**Exercise instructions:** Repeat the data that follows, word for word, without the images.

**Supplied entries:**

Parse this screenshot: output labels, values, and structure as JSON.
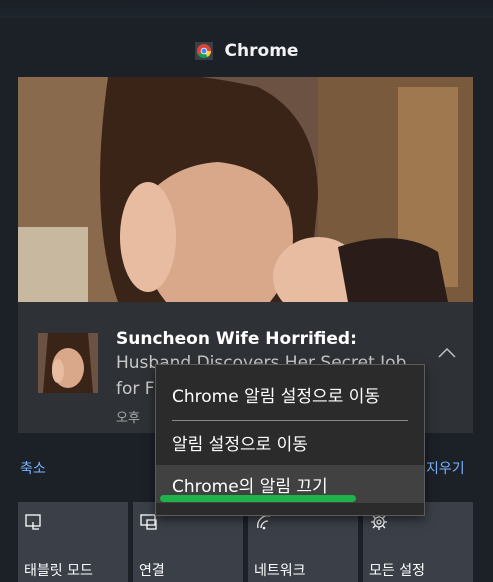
{
  "header": {
    "app_name": "Chrome",
    "app_icon": "chrome-icon"
  },
  "notification": {
    "title": "Suncheon Wife Horrified:",
    "line2": "Husband Discovers Her Secret Job",
    "line3": "for F",
    "time": "오후",
    "expand_icon": "chevron-up-icon"
  },
  "action_center": {
    "collapse_label": "축소",
    "clear_label": "지우기"
  },
  "tiles": [
    {
      "label": "태블릿 모드",
      "icon": "tablet-mode-icon"
    },
    {
      "label": "연결",
      "icon": "connect-icon"
    },
    {
      "label": "네트워크",
      "icon": "network-icon"
    },
    {
      "label": "모든 설정",
      "icon": "settings-gear-icon"
    }
  ],
  "context_menu": {
    "items": [
      {
        "label": "Chrome 알림 설정으로 이동"
      },
      {
        "label": "알림 설정으로 이동"
      },
      {
        "label": "Chrome의 알림 끄기"
      }
    ],
    "highlight_color": "#1fb24a"
  }
}
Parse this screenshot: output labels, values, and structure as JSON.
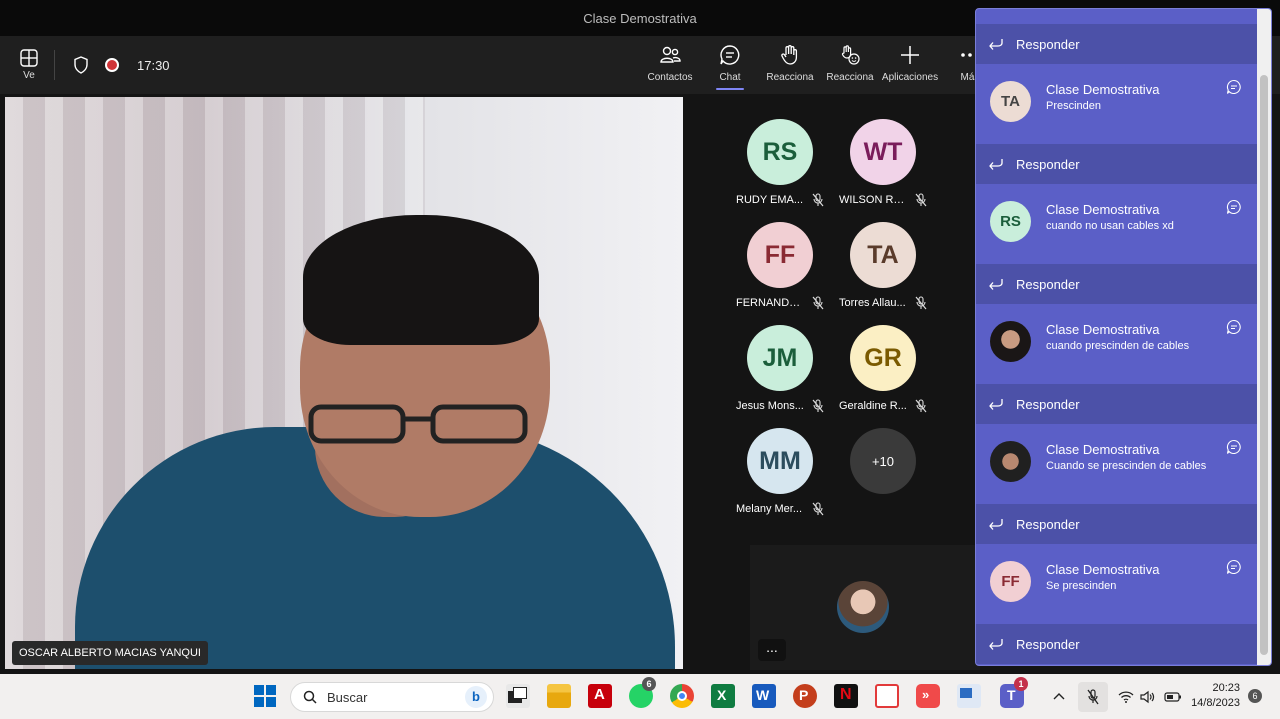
{
  "window": {
    "title": "Clase Demostrativa"
  },
  "toolbar": {
    "view_label": "Ve",
    "timer": "17:30",
    "buttons": [
      {
        "label": "Contactos",
        "icon": "people-icon"
      },
      {
        "label": "Chat",
        "icon": "chat-icon"
      },
      {
        "label": "Reacciona",
        "icon": "raise-hand-icon"
      },
      {
        "label": "Reacciona",
        "icon": "reaction-icon"
      },
      {
        "label": "Aplicaciones",
        "icon": "plus-icon"
      },
      {
        "label": "Más",
        "icon": "more-icon"
      }
    ]
  },
  "main_video": {
    "name": "OSCAR ALBERTO MACIAS YANQUI"
  },
  "gallery": {
    "participants": [
      {
        "initials": "RS",
        "name": "RUDY EMA...",
        "bg": "#c9eedb",
        "fg": "#1b5e3b"
      },
      {
        "initials": "WT",
        "name": "WILSON RO...",
        "bg": "#f1d3e8",
        "fg": "#7a1d5b"
      },
      {
        "initials": "FF",
        "name": "FERNANDO...",
        "bg": "#f1cfd3",
        "fg": "#8a2a33"
      },
      {
        "initials": "TA",
        "name": "Torres Allau...",
        "bg": "#ecdcd4",
        "fg": "#5a3b2b"
      },
      {
        "initials": "JM",
        "name": "Jesus Mons...",
        "bg": "#c9eedb",
        "fg": "#1b5e3b"
      },
      {
        "initials": "GR",
        "name": "Geraldine R...",
        "bg": "#fbefc4",
        "fg": "#7a5a00"
      },
      {
        "initials": "MM",
        "name": "Melany Mer...",
        "bg": "#d6e6ef",
        "fg": "#2c4d5e"
      }
    ],
    "overflow": "+10"
  },
  "self_view": {
    "more": "..."
  },
  "chat": {
    "reply_label": "Responder",
    "messages": [
      {
        "initials": "TA",
        "avatar_bg": "#ecdcd4",
        "title": "Clase Demostrativa",
        "text": "Prescinden"
      },
      {
        "initials": "RS",
        "avatar_bg": "#c9eedb",
        "title": "Clase Demostrativa",
        "text": "cuando no usan cables xd"
      },
      {
        "initials": "",
        "avatar_bg": "photo",
        "title": "Clase Demostrativa",
        "text": "cuando prescinden de cables"
      },
      {
        "initials": "",
        "avatar_bg": "photo",
        "title": "Clase Demostrativa",
        "text": "Cuando se prescinden de cables"
      },
      {
        "initials": "FF",
        "avatar_bg": "#f1cfd3",
        "title": "Clase Demostrativa",
        "text": "Se prescinden"
      }
    ]
  },
  "taskbar": {
    "search_placeholder": "Buscar",
    "whatsapp_badge": "6",
    "teams_badge": "1",
    "time": "20:23",
    "date": "14/8/2023",
    "notifications": "6"
  }
}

**Finished answer:**
Parse this screenshot: output labels, values, and structure as JSON.
{
  "header": {
    "app_name": "Chrome",
    "app_icon": "chrome-icon"
  },
  "notification": {
    "title": "Suncheon Wife Horrified:",
    "line2": "Husband Discovers Her Secret Job",
    "line3": "for F",
    "time": "오후",
    "expand_icon": "chevron-up-icon"
  },
  "action_center": {
    "collapse_label": "축소",
    "clear_label": "지우기"
  },
  "tiles": [
    {
      "label": "태블릿 모드",
      "icon": "tablet-mode-icon"
    },
    {
      "label": "연결",
      "icon": "connect-icon"
    },
    {
      "label": "네트워크",
      "icon": "network-icon"
    },
    {
      "label": "모든 설정",
      "icon": "settings-gear-icon"
    }
  ],
  "context_menu": {
    "items": [
      {
        "label": "Chrome 알림 설정으로 이동"
      },
      {
        "label": "알림 설정으로 이동"
      },
      {
        "label": "Chrome의 알림 끄기"
      }
    ],
    "highlight_color": "#1fb24a"
  }
}
Parse this screenshot: output labels, values, and structure as JSON.
{
  "window": {
    "title": "Clase Demostrativa"
  },
  "toolbar": {
    "view_label": "Ve",
    "timer": "17:30",
    "buttons": [
      {
        "label": "Contactos",
        "icon": "people-icon"
      },
      {
        "label": "Chat",
        "icon": "chat-icon"
      },
      {
        "label": "Reacciona",
        "icon": "raise-hand-icon"
      },
      {
        "label": "Reacciona",
        "icon": "reaction-icon"
      },
      {
        "label": "Aplicaciones",
        "icon": "plus-icon"
      },
      {
        "label": "Más",
        "icon": "more-icon"
      }
    ]
  },
  "main_video": {
    "name": "OSCAR ALBERTO MACIAS YANQUI"
  },
  "gallery": {
    "participants": [
      {
        "initials": "RS",
        "name": "RUDY EMA...",
        "bg": "#c9eedb",
        "fg": "#1b5e3b"
      },
      {
        "initials": "WT",
        "name": "WILSON RO...",
        "bg": "#f1d3e8",
        "fg": "#7a1d5b"
      },
      {
        "initials": "FF",
        "name": "FERNANDO...",
        "bg": "#f1cfd3",
        "fg": "#8a2a33"
      },
      {
        "initials": "TA",
        "name": "Torres Allau...",
        "bg": "#ecdcd4",
        "fg": "#5a3b2b"
      },
      {
        "initials": "JM",
        "name": "Jesus Mons...",
        "bg": "#c9eedb",
        "fg": "#1b5e3b"
      },
      {
        "initials": "GR",
        "name": "Geraldine R...",
        "bg": "#fbefc4",
        "fg": "#7a5a00"
      },
      {
        "initials": "MM",
        "name": "Melany Mer...",
        "bg": "#d6e6ef",
        "fg": "#2c4d5e"
      }
    ],
    "overflow": "+10"
  },
  "self_view": {
    "more": "..."
  },
  "chat": {
    "reply_label": "Responder",
    "messages": [
      {
        "initials": "TA",
        "avatar_bg": "#ecdcd4",
        "title": "Clase Demostrativa",
        "text": "Prescinden"
      },
      {
        "initials": "RS",
        "avatar_bg": "#c9eedb",
        "title": "Clase Demostrativa",
        "text": "cuando no usan cables xd"
      },
      {
        "initials": "",
        "avatar_bg": "photo",
        "title": "Clase Demostrativa",
        "text": "cuando prescinden de cables"
      },
      {
        "initials": "",
        "avatar_bg": "photo",
        "title": "Clase Demostrativa",
        "text": "Cuando se prescinden de cables"
      },
      {
        "initials": "FF",
        "avatar_bg": "#f1cfd3",
        "title": "Clase Demostrativa",
        "text": "Se prescinden"
      }
    ]
  },
  "taskbar": {
    "search_placeholder": "Buscar",
    "whatsapp_badge": "6",
    "teams_badge": "1",
    "time": "20:23",
    "date": "14/8/2023",
    "notifications": "6"
  }
}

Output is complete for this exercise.